Figure dataset records:
------------------------------------------------------------

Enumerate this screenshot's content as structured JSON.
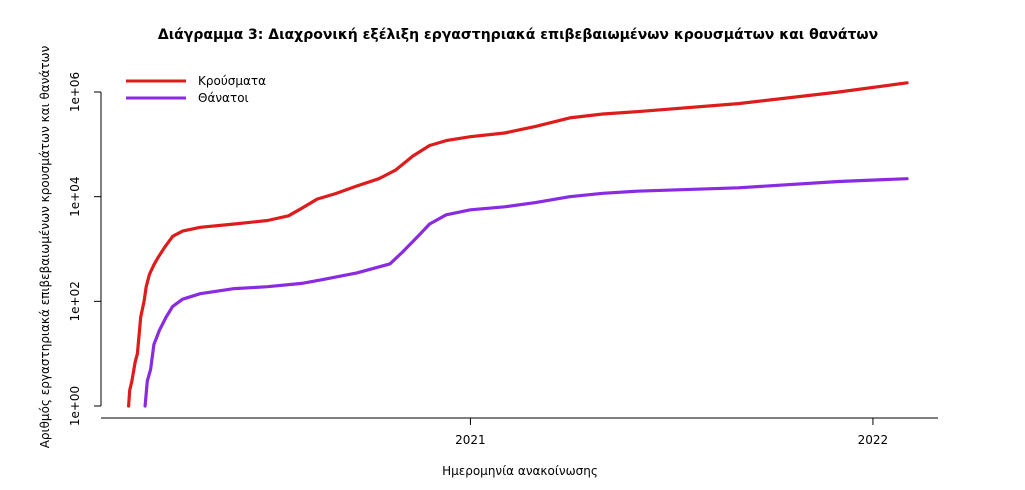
{
  "chart_data": {
    "type": "line",
    "title": "Διάγραμμα 3: Διαχρονική εξέλιξη εργαστηριακά επιβεβαιωμένων κρουσμάτων και θανάτων",
    "xlabel": "Ημερομηνία ανακοίνωσης",
    "ylabel": "Αριθμός εργαστηριακά επιβεβαιωμένων κρουσμάτων και θανάτων",
    "y_scale": "log10",
    "ylim": [
      1,
      2000000
    ],
    "xlim": [
      "2020-02-01",
      "2022-03-01"
    ],
    "x_ticks": [
      {
        "date": "2021-01-01",
        "label": "2021"
      },
      {
        "date": "2022-01-01",
        "label": "2022"
      }
    ],
    "y_ticks": [
      {
        "value": 1,
        "label": "1e+00"
      },
      {
        "value": 100,
        "label": "1e+02"
      },
      {
        "value": 10000,
        "label": "1e+04"
      },
      {
        "value": 1000000,
        "label": "1e+06"
      }
    ],
    "legend_position": "top-left",
    "series": [
      {
        "name": "Κρούσματα",
        "color": "#dd1c1c",
        "points": [
          [
            "2020-02-26",
            1
          ],
          [
            "2020-02-27",
            2
          ],
          [
            "2020-02-29",
            3
          ],
          [
            "2020-03-03",
            7
          ],
          [
            "2020-03-05",
            10
          ],
          [
            "2020-03-08",
            50
          ],
          [
            "2020-03-11",
            99
          ],
          [
            "2020-03-13",
            190
          ],
          [
            "2020-03-16",
            330
          ],
          [
            "2020-03-20",
            500
          ],
          [
            "2020-03-24",
            700
          ],
          [
            "2020-03-30",
            1100
          ],
          [
            "2020-04-06",
            1750
          ],
          [
            "2020-04-15",
            2200
          ],
          [
            "2020-05-01",
            2600
          ],
          [
            "2020-06-01",
            3000
          ],
          [
            "2020-07-01",
            3500
          ],
          [
            "2020-07-20",
            4300
          ],
          [
            "2020-08-01",
            6000
          ],
          [
            "2020-08-15",
            9000
          ],
          [
            "2020-09-01",
            11500
          ],
          [
            "2020-09-20",
            16000
          ],
          [
            "2020-10-10",
            22000
          ],
          [
            "2020-10-25",
            32000
          ],
          [
            "2020-11-10",
            60000
          ],
          [
            "2020-11-25",
            95000
          ],
          [
            "2020-12-10",
            118000
          ],
          [
            "2021-01-01",
            140000
          ],
          [
            "2021-02-01",
            165000
          ],
          [
            "2021-03-01",
            220000
          ],
          [
            "2021-04-01",
            320000
          ],
          [
            "2021-05-01",
            380000
          ],
          [
            "2021-06-01",
            420000
          ],
          [
            "2021-09-01",
            600000
          ],
          [
            "2021-12-01",
            1000000
          ],
          [
            "2022-02-01",
            1500000
          ]
        ]
      },
      {
        "name": "Θάνατοι",
        "color": "#8a2be2",
        "points": [
          [
            "2020-03-12",
            1
          ],
          [
            "2020-03-14",
            3
          ],
          [
            "2020-03-17",
            5
          ],
          [
            "2020-03-20",
            15
          ],
          [
            "2020-03-25",
            28
          ],
          [
            "2020-03-31",
            50
          ],
          [
            "2020-04-06",
            80
          ],
          [
            "2020-04-15",
            110
          ],
          [
            "2020-05-01",
            140
          ],
          [
            "2020-06-01",
            175
          ],
          [
            "2020-07-01",
            190
          ],
          [
            "2020-08-01",
            220
          ],
          [
            "2020-08-20",
            260
          ],
          [
            "2020-09-20",
            350
          ],
          [
            "2020-10-20",
            520
          ],
          [
            "2020-11-01",
            900
          ],
          [
            "2020-11-15",
            1800
          ],
          [
            "2020-11-25",
            3000
          ],
          [
            "2020-12-10",
            4500
          ],
          [
            "2021-01-01",
            5600
          ],
          [
            "2021-02-01",
            6400
          ],
          [
            "2021-03-01",
            7700
          ],
          [
            "2021-04-01",
            10000
          ],
          [
            "2021-05-01",
            11600
          ],
          [
            "2021-06-01",
            12700
          ],
          [
            "2021-09-01",
            14800
          ],
          [
            "2021-12-01",
            19500
          ],
          [
            "2022-02-01",
            22000
          ]
        ]
      }
    ]
  }
}
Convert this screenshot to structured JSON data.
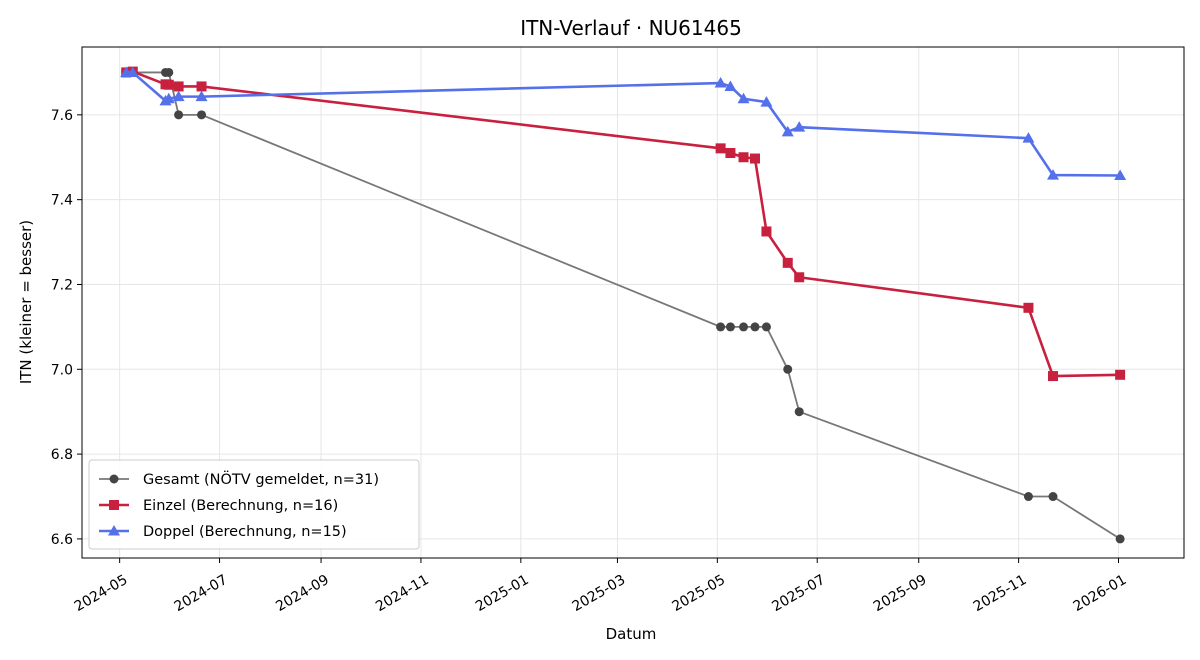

------------------------------------------------------------

- TASK DIRECTIONS -
In the entries above, find lines with "κρουσμάτων" and copy each.

- FULL OUTPUT -
    "title": "Διάγραμμα 3: Διαχρονική εξέλιξη εργαστηριακά επιβεβαιωμένων κρουσμάτων και θανάτων",
    "ylabel": "Αριθμός εργαστηριακά επιβεβαιωμένων κρουσμάτων και θανάτων",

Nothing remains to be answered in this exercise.